**Saved entries:**
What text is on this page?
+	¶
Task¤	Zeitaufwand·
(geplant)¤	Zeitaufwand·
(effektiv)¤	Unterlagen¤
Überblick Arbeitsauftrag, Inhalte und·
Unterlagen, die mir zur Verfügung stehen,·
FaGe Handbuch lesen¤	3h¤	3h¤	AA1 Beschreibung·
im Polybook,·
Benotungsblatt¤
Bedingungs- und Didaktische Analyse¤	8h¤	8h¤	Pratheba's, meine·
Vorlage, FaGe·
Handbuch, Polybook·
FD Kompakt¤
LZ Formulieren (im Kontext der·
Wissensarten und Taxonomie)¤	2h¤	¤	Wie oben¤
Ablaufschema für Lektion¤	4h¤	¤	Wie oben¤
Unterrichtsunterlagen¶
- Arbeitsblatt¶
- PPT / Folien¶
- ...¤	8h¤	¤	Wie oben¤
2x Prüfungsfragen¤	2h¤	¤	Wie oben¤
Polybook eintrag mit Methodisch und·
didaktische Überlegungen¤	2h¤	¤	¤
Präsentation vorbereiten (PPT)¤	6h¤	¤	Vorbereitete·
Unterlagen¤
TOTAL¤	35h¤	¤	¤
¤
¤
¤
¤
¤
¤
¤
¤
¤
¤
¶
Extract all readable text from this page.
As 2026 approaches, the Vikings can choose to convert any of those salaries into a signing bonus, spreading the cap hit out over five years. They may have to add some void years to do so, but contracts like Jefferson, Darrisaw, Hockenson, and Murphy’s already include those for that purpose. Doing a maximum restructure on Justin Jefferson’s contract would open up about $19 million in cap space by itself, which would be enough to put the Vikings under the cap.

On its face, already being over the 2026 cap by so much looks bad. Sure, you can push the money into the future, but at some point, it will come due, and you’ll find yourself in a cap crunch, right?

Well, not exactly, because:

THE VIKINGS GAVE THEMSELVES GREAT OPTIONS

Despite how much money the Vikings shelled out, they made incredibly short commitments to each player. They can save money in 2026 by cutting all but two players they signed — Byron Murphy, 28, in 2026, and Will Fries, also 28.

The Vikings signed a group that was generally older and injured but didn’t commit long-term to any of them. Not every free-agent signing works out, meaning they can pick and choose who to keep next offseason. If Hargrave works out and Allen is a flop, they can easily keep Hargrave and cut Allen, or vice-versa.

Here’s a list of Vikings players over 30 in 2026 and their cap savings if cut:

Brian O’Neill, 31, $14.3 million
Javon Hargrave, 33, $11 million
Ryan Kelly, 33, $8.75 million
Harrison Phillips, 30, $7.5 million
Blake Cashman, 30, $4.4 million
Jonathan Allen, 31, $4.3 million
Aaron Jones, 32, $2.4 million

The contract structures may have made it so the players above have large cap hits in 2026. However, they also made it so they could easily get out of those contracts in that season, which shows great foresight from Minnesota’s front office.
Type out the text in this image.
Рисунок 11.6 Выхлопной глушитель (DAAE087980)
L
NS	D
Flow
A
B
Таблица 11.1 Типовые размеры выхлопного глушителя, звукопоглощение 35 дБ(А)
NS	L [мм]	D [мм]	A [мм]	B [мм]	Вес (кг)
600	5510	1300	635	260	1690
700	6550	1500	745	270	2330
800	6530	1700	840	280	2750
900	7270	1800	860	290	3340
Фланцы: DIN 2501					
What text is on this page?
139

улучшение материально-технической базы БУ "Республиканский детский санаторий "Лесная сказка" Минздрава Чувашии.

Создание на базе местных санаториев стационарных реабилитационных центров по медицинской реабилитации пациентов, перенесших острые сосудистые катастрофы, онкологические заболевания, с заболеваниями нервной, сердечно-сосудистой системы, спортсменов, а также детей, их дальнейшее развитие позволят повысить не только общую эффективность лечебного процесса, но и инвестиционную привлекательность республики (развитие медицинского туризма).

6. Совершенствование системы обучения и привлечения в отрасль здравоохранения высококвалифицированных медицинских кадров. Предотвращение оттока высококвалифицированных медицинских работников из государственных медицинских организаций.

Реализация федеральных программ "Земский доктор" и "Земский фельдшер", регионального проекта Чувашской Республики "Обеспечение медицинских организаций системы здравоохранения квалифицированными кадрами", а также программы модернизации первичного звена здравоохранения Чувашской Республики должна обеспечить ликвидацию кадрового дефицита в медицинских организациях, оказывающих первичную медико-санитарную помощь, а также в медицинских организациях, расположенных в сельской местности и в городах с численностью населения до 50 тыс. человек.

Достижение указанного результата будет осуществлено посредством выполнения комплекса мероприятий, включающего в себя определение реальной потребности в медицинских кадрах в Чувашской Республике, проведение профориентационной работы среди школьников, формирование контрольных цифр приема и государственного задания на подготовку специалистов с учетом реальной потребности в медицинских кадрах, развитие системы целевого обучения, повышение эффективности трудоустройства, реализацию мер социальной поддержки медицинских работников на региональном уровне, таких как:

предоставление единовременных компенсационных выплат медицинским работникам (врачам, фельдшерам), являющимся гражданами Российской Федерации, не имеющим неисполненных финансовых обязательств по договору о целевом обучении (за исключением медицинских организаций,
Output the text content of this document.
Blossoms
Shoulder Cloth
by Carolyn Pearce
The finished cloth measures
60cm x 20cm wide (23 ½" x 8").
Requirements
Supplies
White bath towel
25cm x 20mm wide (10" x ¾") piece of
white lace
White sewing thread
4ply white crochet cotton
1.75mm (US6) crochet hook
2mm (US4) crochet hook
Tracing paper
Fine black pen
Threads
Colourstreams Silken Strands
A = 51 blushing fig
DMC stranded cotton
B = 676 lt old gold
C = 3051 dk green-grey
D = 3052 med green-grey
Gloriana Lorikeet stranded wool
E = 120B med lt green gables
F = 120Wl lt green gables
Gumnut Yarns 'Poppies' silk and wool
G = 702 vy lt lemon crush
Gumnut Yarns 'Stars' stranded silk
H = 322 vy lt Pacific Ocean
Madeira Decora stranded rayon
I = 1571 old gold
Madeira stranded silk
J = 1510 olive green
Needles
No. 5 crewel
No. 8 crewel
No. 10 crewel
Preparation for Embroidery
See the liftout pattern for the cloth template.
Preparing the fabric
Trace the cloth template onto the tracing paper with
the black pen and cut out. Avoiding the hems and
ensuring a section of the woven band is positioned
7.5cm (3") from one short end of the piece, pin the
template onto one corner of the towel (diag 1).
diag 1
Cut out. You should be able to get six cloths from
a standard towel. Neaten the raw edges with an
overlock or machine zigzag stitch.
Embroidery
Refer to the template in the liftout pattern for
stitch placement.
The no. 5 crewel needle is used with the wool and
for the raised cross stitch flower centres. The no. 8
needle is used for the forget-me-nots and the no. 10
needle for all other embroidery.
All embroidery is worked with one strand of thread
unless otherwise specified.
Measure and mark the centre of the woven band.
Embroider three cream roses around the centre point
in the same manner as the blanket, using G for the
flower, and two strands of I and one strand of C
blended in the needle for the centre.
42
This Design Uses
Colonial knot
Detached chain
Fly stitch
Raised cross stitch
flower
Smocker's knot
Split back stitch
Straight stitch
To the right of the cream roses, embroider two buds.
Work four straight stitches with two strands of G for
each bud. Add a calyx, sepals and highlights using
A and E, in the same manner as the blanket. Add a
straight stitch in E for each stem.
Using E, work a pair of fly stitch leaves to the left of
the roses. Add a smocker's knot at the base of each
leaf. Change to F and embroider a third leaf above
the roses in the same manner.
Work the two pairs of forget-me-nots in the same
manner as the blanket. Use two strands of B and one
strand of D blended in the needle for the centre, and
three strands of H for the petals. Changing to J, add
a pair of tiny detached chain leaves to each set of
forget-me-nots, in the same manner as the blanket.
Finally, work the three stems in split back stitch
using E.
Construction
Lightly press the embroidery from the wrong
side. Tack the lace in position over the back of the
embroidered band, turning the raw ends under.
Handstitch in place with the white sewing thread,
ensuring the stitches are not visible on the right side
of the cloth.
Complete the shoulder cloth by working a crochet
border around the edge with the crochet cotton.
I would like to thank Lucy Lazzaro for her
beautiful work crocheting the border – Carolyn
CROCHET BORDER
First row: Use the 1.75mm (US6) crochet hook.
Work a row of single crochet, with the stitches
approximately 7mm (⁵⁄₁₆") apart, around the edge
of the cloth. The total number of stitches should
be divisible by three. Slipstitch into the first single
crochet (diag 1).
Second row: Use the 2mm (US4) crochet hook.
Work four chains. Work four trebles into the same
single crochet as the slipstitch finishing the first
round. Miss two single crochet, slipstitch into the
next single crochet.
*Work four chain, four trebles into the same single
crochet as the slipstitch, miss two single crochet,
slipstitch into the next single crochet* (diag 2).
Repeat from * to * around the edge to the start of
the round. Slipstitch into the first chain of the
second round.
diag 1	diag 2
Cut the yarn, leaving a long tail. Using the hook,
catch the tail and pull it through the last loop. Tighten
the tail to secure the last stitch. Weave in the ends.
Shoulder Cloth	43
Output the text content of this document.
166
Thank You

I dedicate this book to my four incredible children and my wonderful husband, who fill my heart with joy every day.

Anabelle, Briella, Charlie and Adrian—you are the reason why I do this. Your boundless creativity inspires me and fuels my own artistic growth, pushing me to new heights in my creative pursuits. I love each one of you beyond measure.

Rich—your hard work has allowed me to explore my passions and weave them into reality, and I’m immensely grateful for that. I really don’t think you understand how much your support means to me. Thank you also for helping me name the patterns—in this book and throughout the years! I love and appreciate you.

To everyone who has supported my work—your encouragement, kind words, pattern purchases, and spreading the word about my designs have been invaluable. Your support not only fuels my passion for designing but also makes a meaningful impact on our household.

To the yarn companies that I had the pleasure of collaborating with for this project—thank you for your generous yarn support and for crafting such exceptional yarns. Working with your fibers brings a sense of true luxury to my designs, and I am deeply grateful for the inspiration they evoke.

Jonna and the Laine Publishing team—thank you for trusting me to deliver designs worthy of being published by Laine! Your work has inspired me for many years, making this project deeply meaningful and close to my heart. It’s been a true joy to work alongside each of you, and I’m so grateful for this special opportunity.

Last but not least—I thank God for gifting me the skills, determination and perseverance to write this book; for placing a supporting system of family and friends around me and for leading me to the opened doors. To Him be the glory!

**Given request:**
Give the count of lines in the data shown above that contain "back", and nothing else.

**Final result:**
3